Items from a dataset

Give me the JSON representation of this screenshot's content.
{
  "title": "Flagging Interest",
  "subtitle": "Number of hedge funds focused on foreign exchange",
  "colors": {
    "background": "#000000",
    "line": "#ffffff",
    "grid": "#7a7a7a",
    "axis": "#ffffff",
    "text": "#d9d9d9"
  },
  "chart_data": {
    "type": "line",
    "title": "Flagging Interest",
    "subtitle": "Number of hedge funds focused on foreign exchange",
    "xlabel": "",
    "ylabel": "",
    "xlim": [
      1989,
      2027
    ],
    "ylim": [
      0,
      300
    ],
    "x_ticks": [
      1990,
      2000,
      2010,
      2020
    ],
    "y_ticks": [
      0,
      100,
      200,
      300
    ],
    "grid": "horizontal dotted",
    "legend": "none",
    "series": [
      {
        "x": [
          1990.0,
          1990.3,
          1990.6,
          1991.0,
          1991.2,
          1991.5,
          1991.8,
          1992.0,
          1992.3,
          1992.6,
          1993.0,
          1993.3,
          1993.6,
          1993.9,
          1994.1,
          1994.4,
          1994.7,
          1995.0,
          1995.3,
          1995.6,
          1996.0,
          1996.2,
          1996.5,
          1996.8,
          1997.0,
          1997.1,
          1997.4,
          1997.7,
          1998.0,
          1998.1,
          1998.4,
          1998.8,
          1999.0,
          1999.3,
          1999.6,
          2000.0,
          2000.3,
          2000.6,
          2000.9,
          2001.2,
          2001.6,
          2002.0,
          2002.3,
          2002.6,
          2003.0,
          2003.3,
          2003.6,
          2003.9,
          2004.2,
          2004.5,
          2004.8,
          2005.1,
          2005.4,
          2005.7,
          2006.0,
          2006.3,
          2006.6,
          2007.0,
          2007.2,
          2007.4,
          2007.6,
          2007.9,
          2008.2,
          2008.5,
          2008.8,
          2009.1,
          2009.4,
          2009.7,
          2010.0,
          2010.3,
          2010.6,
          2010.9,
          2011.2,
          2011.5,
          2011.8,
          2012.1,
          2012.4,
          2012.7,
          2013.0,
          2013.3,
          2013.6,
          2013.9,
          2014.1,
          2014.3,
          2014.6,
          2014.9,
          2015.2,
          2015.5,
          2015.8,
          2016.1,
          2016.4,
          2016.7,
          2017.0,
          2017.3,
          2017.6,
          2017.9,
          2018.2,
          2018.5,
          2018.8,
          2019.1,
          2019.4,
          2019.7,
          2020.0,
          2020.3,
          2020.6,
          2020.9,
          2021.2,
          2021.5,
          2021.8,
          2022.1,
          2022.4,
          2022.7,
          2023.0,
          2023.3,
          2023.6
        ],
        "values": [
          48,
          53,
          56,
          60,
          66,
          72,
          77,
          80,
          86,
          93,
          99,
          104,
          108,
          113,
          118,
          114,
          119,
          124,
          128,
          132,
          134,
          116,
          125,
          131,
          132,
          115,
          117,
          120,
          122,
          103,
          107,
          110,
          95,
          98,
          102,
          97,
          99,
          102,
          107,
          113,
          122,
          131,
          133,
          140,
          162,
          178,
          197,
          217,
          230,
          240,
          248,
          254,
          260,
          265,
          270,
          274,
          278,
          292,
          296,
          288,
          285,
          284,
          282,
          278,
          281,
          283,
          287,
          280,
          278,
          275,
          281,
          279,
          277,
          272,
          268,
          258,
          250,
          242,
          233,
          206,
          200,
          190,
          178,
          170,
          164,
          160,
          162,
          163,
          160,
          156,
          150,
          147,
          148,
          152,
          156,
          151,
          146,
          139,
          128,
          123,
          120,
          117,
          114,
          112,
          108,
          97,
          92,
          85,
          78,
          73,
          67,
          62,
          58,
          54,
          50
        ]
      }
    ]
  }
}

Your goal
Repeat the data verbatim.

Exercise output
Give me the JSON representation of this screenshot's content.
{
  "title": "Flagging Interest",
  "subtitle": "Number of hedge funds focused on foreign exchange",
  "colors": {
    "background": "#000000",
    "line": "#ffffff",
    "grid": "#7a7a7a",
    "axis": "#ffffff",
    "text": "#d9d9d9"
  },
  "chart_data": {
    "type": "line",
    "title": "Flagging Interest",
    "subtitle": "Number of hedge funds focused on foreign exchange",
    "xlabel": "",
    "ylabel": "",
    "xlim": [
      1989,
      2027
    ],
    "ylim": [
      0,
      300
    ],
    "x_ticks": [
      1990,
      2000,
      2010,
      2020
    ],
    "y_ticks": [
      0,
      100,
      200,
      300
    ],
    "grid": "horizontal dotted",
    "legend": "none",
    "series": [
      {
        "x": [
          1990.0,
          1990.3,
          1990.6,
          1991.0,
          1991.2,
          1991.5,
          1991.8,
          1992.0,
          1992.3,
          1992.6,
          1993.0,
          1993.3,
          1993.6,
          1993.9,
          1994.1,
          1994.4,
          1994.7,
          1995.0,
          1995.3,
          1995.6,
          1996.0,
          1996.2,
          1996.5,
          1996.8,
          1997.0,
          1997.1,
          1997.4,
          1997.7,
          1998.0,
          1998.1,
          1998.4,
          1998.8,
          1999.0,
          1999.3,
          1999.6,
          2000.0,
          2000.3,
          2000.6,
          2000.9,
          2001.2,
          2001.6,
          2002.0,
          2002.3,
          2002.6,
          2003.0,
          2003.3,
          2003.6,
          2003.9,
          2004.2,
          2004.5,
          2004.8,
          2005.1,
          2005.4,
          2005.7,
          2006.0,
          2006.3,
          2006.6,
          2007.0,
          2007.2,
          2007.4,
          2007.6,
          2007.9,
          2008.2,
          2008.5,
          2008.8,
          2009.1,
          2009.4,
          2009.7,
          2010.0,
          2010.3,
          2010.6,
          2010.9,
          2011.2,
          2011.5,
          2011.8,
          2012.1,
          2012.4,
          2012.7,
          2013.0,
          2013.3,
          2013.6,
          2013.9,
          2014.1,
          2014.3,
          2014.6,
          2014.9,
          2015.2,
          2015.5,
          2015.8,
          2016.1,
          2016.4,
          2016.7,
          2017.0,
          2017.3,
          2017.6,
          2017.9,
          2018.2,
          2018.5,
          2018.8,
          2019.1,
          2019.4,
          2019.7,
          2020.0,
          2020.3,
          2020.6,
          2020.9,
          2021.2,
          2021.5,
          2021.8,
          2022.1,
          2022.4,
          2022.7,
          2023.0,
          2023.3,
          2023.6
        ],
        "values": [
          48,
          53,
          56,
          60,
          66,
          72,
          77,
          80,
          86,
          93,
          99,
          104,
          108,
          113,
          118,
          114,
          119,
          124,
          128,
          132,
          134,
          116,
          125,
          131,
          132,
          115,
          117,
          120,
          122,
          103,
          107,
          110,
          95,
          98,
          102,
          97,
          99,
          102,
          107,
          113,
          122,
          131,
          133,
          140,
          162,
          178,
          197,
          217,
          230,
          240,
          248,
          254,
          260,
          265,
          270,
          274,
          278,
          292,
          296,
          288,
          285,
          284,
          282,
          278,
          281,
          283,
          287,
          280,
          278,
          275,
          281,
          279,
          277,
          272,
          268,
          258,
          250,
          242,
          233,
          206,
          200,
          190,
          178,
          170,
          164,
          160,
          162,
          163,
          160,
          156,
          150,
          147,
          148,
          152,
          156,
          151,
          146,
          139,
          128,
          123,
          120,
          117,
          114,
          112,
          108,
          97,
          92,
          85,
          78,
          73,
          67,
          62,
          58,
          54,
          50
        ]
      }
    ]
  }
}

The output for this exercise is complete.